Records from a data source
▬▬▬▬▬▬▬▬▬▬

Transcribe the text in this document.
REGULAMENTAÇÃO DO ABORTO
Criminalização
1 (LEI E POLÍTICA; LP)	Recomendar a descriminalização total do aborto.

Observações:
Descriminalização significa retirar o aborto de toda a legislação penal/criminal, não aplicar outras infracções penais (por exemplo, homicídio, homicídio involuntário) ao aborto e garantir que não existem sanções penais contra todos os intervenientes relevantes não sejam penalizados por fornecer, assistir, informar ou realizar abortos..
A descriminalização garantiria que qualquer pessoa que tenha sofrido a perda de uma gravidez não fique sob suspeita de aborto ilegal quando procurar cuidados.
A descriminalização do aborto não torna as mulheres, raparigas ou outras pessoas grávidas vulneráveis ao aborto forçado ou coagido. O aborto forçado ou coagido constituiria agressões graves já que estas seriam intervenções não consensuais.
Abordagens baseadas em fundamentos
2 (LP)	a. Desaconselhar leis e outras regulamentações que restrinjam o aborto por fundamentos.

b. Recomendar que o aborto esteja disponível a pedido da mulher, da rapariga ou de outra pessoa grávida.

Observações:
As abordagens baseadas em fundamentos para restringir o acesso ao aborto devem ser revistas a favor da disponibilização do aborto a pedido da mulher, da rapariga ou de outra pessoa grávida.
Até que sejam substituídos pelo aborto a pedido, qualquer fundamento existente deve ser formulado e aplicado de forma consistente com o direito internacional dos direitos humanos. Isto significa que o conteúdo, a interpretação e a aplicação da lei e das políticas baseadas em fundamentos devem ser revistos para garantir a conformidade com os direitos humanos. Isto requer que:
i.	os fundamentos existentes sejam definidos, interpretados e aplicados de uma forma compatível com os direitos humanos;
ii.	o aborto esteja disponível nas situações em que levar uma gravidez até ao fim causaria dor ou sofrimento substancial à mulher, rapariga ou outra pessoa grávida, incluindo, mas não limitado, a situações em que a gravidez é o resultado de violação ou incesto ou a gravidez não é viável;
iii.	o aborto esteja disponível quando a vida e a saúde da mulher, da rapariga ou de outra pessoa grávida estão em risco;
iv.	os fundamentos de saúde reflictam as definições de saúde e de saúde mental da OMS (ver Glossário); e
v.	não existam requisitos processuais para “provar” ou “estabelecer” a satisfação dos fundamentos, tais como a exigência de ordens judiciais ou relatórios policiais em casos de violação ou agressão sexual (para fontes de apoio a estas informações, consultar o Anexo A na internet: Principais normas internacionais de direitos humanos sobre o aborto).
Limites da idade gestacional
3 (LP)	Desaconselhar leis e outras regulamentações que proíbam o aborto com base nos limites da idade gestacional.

▬▬▬▬▬▬▬▬▬▬

Copy each line of the preceding data that contains the string "leis".

◆ **Solution to the exercise**
2 (LP)	a. Desaconselhar leis e outras regulamentações que restrinjam o aborto por fundamentos.
3 (LP)	Desaconselhar leis e outras regulamentações que proíbam o aborto com base nos limites da idade gestacional.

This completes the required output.